Find the line containing "Output the text content of this document." in the listing below; reproduce it and every line after, exactly. Skip pictures.
--- begin EXTRACTED INFORMATION ---
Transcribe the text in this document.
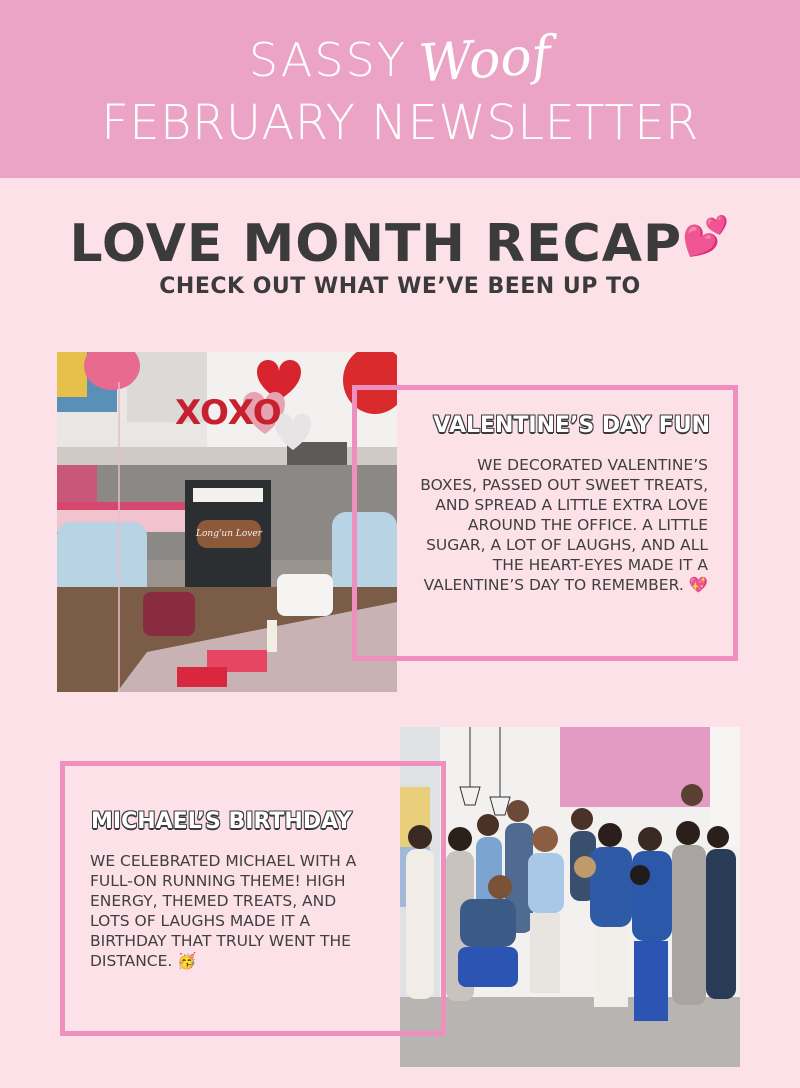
SASSY Woof
FEBRUARY NEWSLETTER
LOVE MONTH RECAP💕
CHECK OUT WHAT WE’VE BEEN UP TO
Long'un Lover
XOXO	VALENTINE’S DAY FUN
WE DECORATED VALENTINE’S BOXES, PASSED OUT SWEET TREATS, AND SPREAD A LITTLE EXTRA LOVE AROUND THE OFFICE. A LITTLE SUGAR, A LOT OF LAUGHS, AND ALL THE HEART-EYES MADE IT A VALENTINE’S DAY TO REMEMBER. 💖
MICHAEL’S BIRTHDAY
WE CELEBRATED MICHAEL WITH A FULL-ON RUNNING THEME! HIGH ENERGY, THEMED TREATS, AND LOTS OF LAUGHS MADE IT A BIRTHDAY THAT TRULY WENT THE DISTANCE. 🥳
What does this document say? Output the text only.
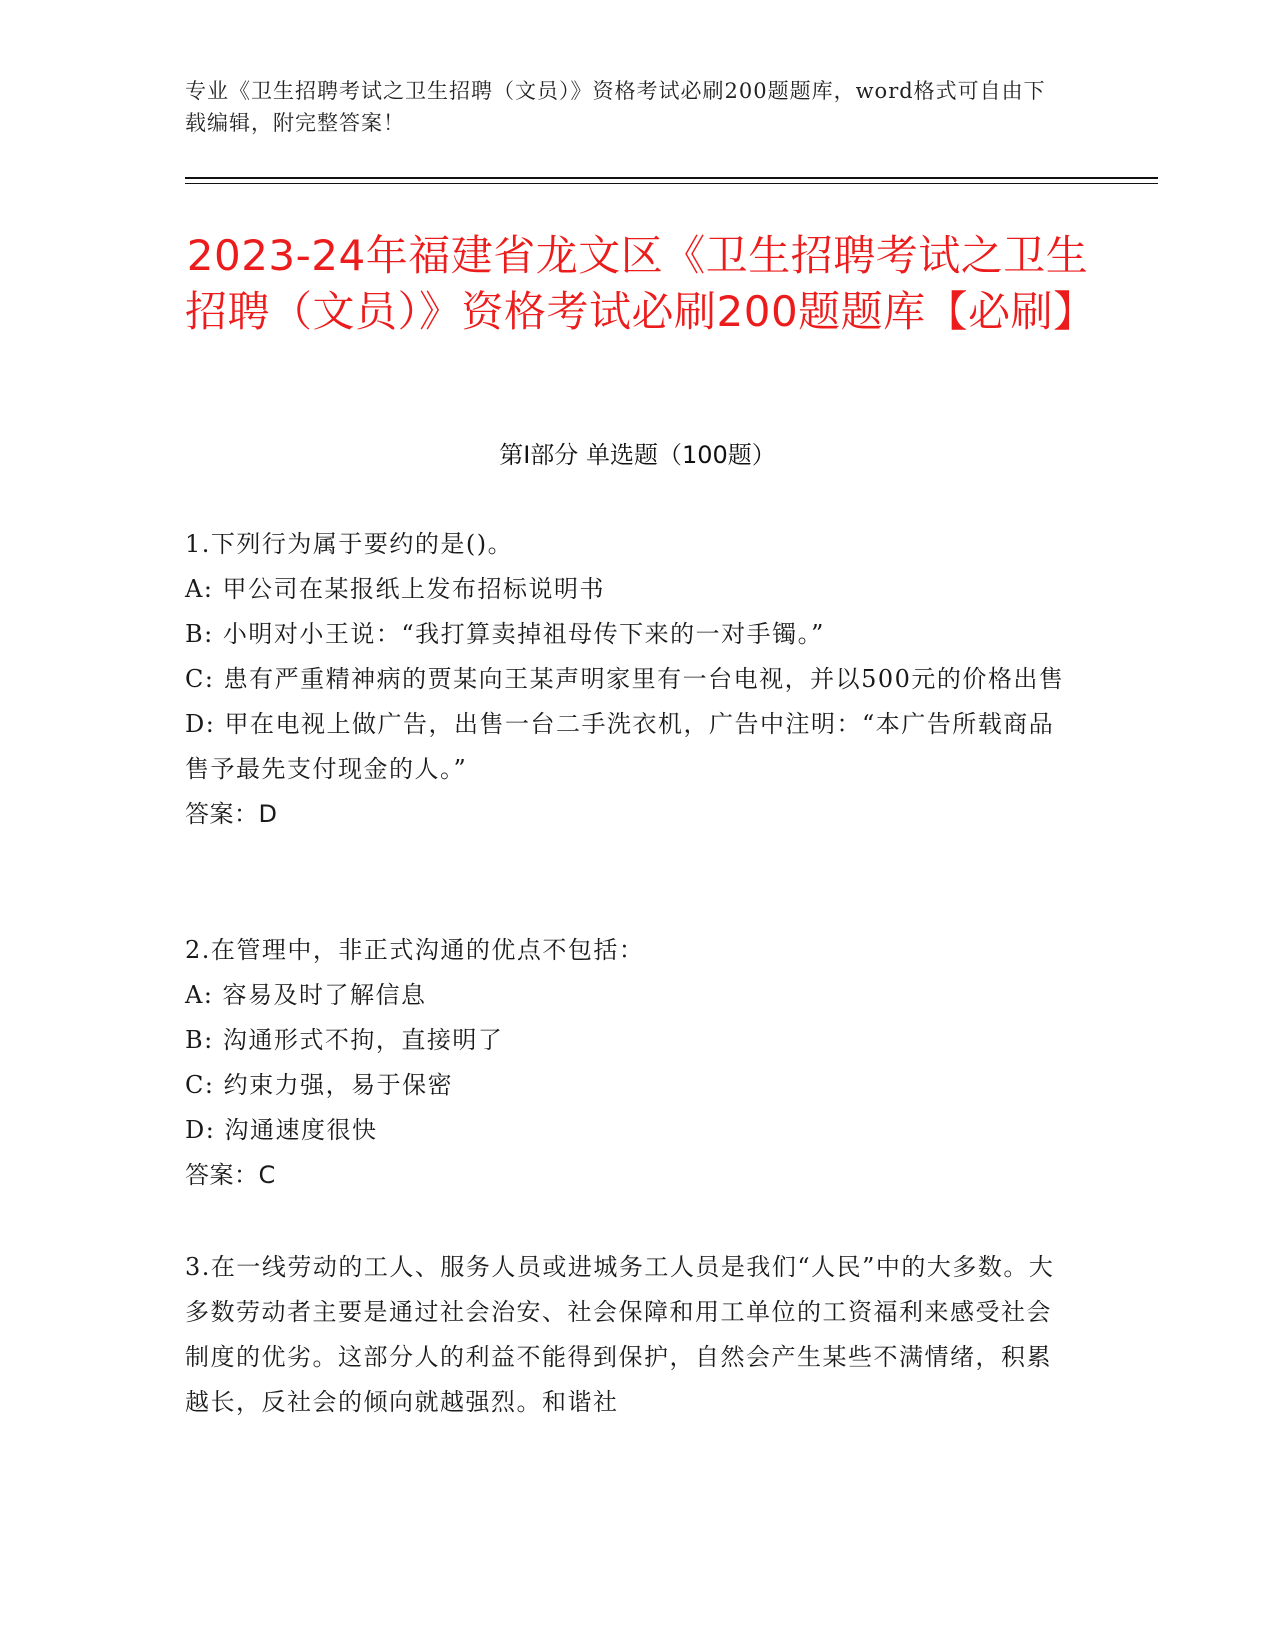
专业《卫生招聘考试之卫生招聘（文员）》资格考试必刷200题题库，word格式可自由下载编辑，附完整答案！
2023-24年福建省龙文区《卫生招聘考试之卫生招聘（文员）》资格考试必刷200题题库【必刷】
第Ⅰ部分 单选题（100题）

1.下列行为属于要约的是()。

A: 甲公司在某报纸上发布招标说明书

B: 小明对小王说：“我打算卖掉祖母传下来的一对手镯。”

C: 患有严重精神病的贾某向王某声明家里有一台电视，并以500元的价格出售

D: 甲在电视上做广告，出售一台二手洗衣机，广告中注明：“本广告所载商品售予最先支付现金的人。”

答案：D

2.在管理中，非正式沟通的优点不包括：

A: 容易及时了解信息

B: 沟通形式不拘，直接明了

C: 约束力强，易于保密

D: 沟通速度很快

答案：C

3.在一线劳动的工人、服务人员或进城务工人员是我们“人民”中的大多数。大多数劳动者主要是通过社会治安、社会保障和用工单位的工资福利来感受社会制度的优劣。这部分人的利益不能得到保护，自然会产生某些不满情绪，积累越长，反社会的倾向就越强烈。和谐社
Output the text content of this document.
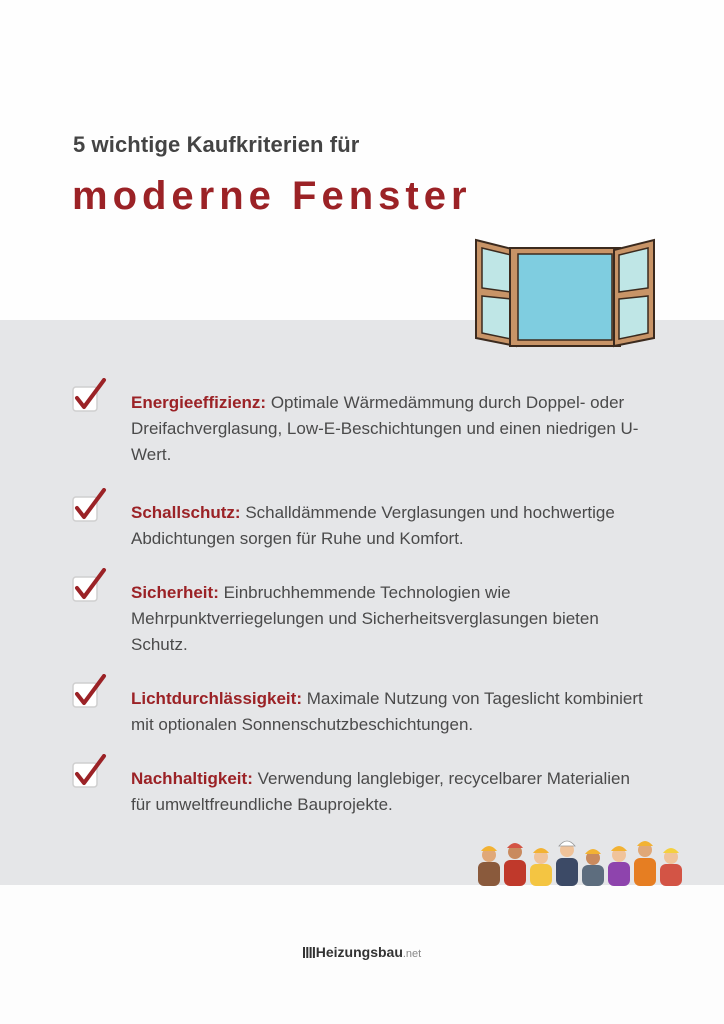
5 wichtige Kaufkriterien für
moderne Fenster
Energieeffizienz: Optimale Wärmedämmung durch Doppel- oder Dreifachverglasung, Low-E-Beschichtungen und einen niedrigen U-Wert.
Schallschutz: Schalldämmende Verglasungen und hochwertige Abdichtungen sorgen für Ruhe und Komfort.
Sicherheit: Einbruchhemmende Technologien wie Mehrpunktverriegelungen und Sicherheitsverglasungen bieten Schutz.
Lichtdurchlässigkeit: Maximale Nutzung von Tageslicht kombiniert mit optionalen Sonnenschutzbeschichtungen.
Nachhaltigkeit: Verwendung langlebiger, recycelbarer Materialien für umweltfreundliche Bauprojekte.
Heizungsbau.net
--- end EXTRACTED INFORMATION ---
→ **CORRECT RESULT**
Output the text content of this document.
5 wichtige Kaufkriterien für
moderne Fenster
Energieeffizienz: Optimale Wärmedämmung durch Doppel- oder Dreifachverglasung, Low-E-Beschichtungen und einen niedrigen U-Wert.
Schallschutz: Schalldämmende Verglasungen und hochwertige Abdichtungen sorgen für Ruhe und Komfort.
Sicherheit: Einbruchhemmende Technologien wie Mehrpunktverriegelungen und Sicherheitsverglasungen bieten Schutz.
Lichtdurchlässigkeit: Maximale Nutzung von Tageslicht kombiniert mit optionalen Sonnenschutzbeschichtungen.
Nachhaltigkeit: Verwendung langlebiger, recycelbarer Materialien für umweltfreundliche Bauprojekte.
Heizungsbau.net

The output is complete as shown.